Print out the entries below with no edits.

(Recorded data)
# # # # # # #

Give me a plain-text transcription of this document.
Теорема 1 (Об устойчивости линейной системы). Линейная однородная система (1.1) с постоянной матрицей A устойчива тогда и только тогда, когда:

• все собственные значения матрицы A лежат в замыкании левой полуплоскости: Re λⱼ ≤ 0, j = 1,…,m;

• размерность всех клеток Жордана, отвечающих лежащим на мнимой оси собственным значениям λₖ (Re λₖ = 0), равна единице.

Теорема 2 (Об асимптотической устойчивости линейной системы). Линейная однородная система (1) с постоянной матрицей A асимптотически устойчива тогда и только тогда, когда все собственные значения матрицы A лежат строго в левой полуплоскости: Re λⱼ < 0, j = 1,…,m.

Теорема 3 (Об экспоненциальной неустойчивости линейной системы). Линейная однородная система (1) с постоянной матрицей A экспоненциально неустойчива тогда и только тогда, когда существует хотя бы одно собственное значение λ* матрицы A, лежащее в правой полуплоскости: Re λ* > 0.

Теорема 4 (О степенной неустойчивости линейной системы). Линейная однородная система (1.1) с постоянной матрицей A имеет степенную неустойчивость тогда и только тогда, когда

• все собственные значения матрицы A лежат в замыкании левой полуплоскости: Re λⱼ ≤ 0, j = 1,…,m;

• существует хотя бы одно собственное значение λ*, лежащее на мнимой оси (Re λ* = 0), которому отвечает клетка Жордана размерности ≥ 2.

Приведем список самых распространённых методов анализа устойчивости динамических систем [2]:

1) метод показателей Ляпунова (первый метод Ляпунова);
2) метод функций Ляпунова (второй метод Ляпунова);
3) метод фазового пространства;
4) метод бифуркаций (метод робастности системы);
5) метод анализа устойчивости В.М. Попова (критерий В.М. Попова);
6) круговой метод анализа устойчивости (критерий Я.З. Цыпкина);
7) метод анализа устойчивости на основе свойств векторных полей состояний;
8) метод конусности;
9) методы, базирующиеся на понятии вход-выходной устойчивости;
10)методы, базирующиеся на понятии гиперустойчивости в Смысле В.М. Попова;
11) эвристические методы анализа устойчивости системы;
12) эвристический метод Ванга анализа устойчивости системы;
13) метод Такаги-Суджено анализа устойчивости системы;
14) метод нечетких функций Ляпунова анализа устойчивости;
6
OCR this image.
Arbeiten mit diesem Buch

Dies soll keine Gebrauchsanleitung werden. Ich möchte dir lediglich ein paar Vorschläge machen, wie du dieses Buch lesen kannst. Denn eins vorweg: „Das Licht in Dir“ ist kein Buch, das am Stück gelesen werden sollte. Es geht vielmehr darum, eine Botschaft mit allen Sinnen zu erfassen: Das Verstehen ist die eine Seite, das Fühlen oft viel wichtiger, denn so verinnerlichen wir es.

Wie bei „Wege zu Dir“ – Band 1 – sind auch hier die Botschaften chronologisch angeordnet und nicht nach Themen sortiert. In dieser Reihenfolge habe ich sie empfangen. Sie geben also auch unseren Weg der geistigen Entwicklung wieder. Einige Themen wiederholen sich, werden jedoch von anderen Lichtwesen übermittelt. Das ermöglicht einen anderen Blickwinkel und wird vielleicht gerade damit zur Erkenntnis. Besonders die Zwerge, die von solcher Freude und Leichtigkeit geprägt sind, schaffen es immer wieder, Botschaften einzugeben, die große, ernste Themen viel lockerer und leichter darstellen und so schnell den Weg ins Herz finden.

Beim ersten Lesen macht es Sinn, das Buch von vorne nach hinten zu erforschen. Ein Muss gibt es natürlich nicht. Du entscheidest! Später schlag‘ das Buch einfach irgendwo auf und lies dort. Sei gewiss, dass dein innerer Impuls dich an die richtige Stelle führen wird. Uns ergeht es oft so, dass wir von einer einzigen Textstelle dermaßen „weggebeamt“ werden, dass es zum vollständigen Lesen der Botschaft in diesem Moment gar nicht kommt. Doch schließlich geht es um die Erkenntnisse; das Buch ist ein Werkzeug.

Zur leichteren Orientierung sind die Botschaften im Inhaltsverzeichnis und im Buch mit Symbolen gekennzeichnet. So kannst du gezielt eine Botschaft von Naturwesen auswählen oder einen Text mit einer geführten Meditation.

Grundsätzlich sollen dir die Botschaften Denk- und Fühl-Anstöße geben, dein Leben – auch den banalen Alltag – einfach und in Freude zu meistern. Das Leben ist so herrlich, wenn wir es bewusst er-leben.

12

# # # # # # #

** TASK OUTPUT **
Give me a plain-text transcription of this document.
Теорема 1 (Об устойчивости линейной системы). Линейная однородная система (1.1) с постоянной матрицей A устойчива тогда и только тогда, когда:

• все собственные значения матрицы A лежат в замыкании левой полуплоскости: Re λⱼ ≤ 0, j = 1,…,m;

• размерность всех клеток Жордана, отвечающих лежащим на мнимой оси собственным значениям λₖ (Re λₖ = 0), равна единице.

Теорема 2 (Об асимптотической устойчивости линейной системы). Линейная однородная система (1) с постоянной матрицей A асимптотически устойчива тогда и только тогда, когда все собственные значения матрицы A лежат строго в левой полуплоскости: Re λⱼ < 0, j = 1,…,m.

Теорема 3 (Об экспоненциальной неустойчивости линейной системы). Линейная однородная система (1) с постоянной матрицей A экспоненциально неустойчива тогда и только тогда, когда существует хотя бы одно собственное значение λ* матрицы A, лежащее в правой полуплоскости: Re λ* > 0.

Теорема 4 (О степенной неустойчивости линейной системы). Линейная однородная система (1.1) с постоянной матрицей A имеет степенную неустойчивость тогда и только тогда, когда

• все собственные значения матрицы A лежат в замыкании левой полуплоскости: Re λⱼ ≤ 0, j = 1,…,m;

• существует хотя бы одно собственное значение λ*, лежащее на мнимой оси (Re λ* = 0), которому отвечает клетка Жордана размерности ≥ 2.

Приведем список самых распространённых методов анализа устойчивости динамических систем [2]:

1) метод показателей Ляпунова (первый метод Ляпунова);
2) метод функций Ляпунова (второй метод Ляпунова);
3) метод фазового пространства;
4) метод бифуркаций (метод робастности системы);
5) метод анализа устойчивости В.М. Попова (критерий В.М. Попова);
6) круговой метод анализа устойчивости (критерий Я.З. Цыпкина);
7) метод анализа устойчивости на основе свойств векторных полей состояний;
8) метод конусности;
9) методы, базирующиеся на понятии вход-выходной устойчивости;
10)методы, базирующиеся на понятии гиперустойчивости в Смысле В.М. Попова;
11) эвристические методы анализа устойчивости системы;
12) эвристический метод Ванга анализа устойчивости системы;
13) метод Такаги-Суджено анализа устойчивости системы;
14) метод нечетких функций Ляпунова анализа устойчивости;
6
OCR this image.
Arbeiten mit diesem Buch

Dies soll keine Gebrauchsanleitung werden. Ich möchte dir lediglich ein paar Vorschläge machen, wie du dieses Buch lesen kannst. Denn eins vorweg: „Das Licht in Dir“ ist kein Buch, das am Stück gelesen werden sollte. Es geht vielmehr darum, eine Botschaft mit allen Sinnen zu erfassen: Das Verstehen ist die eine Seite, das Fühlen oft viel wichtiger, denn so verinnerlichen wir es.

Wie bei „Wege zu Dir“ – Band 1 – sind auch hier die Botschaften chronologisch angeordnet und nicht nach Themen sortiert. In dieser Reihenfolge habe ich sie empfangen. Sie geben also auch unseren Weg der geistigen Entwicklung wieder. Einige Themen wiederholen sich, werden jedoch von anderen Lichtwesen übermittelt. Das ermöglicht einen anderen Blickwinkel und wird vielleicht gerade damit zur Erkenntnis. Besonders die Zwerge, die von solcher Freude und Leichtigkeit geprägt sind, schaffen es immer wieder, Botschaften einzugeben, die große, ernste Themen viel lockerer und leichter darstellen und so schnell den Weg ins Herz finden.

Beim ersten Lesen macht es Sinn, das Buch von vorne nach hinten zu erforschen. Ein Muss gibt es natürlich nicht. Du entscheidest! Später schlag‘ das Buch einfach irgendwo auf und lies dort. Sei gewiss, dass dein innerer Impuls dich an die richtige Stelle führen wird. Uns ergeht es oft so, dass wir von einer einzigen Textstelle dermaßen „weggebeamt“ werden, dass es zum vollständigen Lesen der Botschaft in diesem Moment gar nicht kommt. Doch schließlich geht es um die Erkenntnisse; das Buch ist ein Werkzeug.

Zur leichteren Orientierung sind die Botschaften im Inhaltsverzeichnis und im Buch mit Symbolen gekennzeichnet. So kannst du gezielt eine Botschaft von Naturwesen auswählen oder einen Text mit einer geführten Meditation.

Grundsätzlich sollen dir die Botschaften Denk- und Fühl-Anstöße geben, dein Leben – auch den banalen Alltag – einfach und in Freude zu meistern. Das Leben ist so herrlich, wenn wir es bewusst er-leben.

12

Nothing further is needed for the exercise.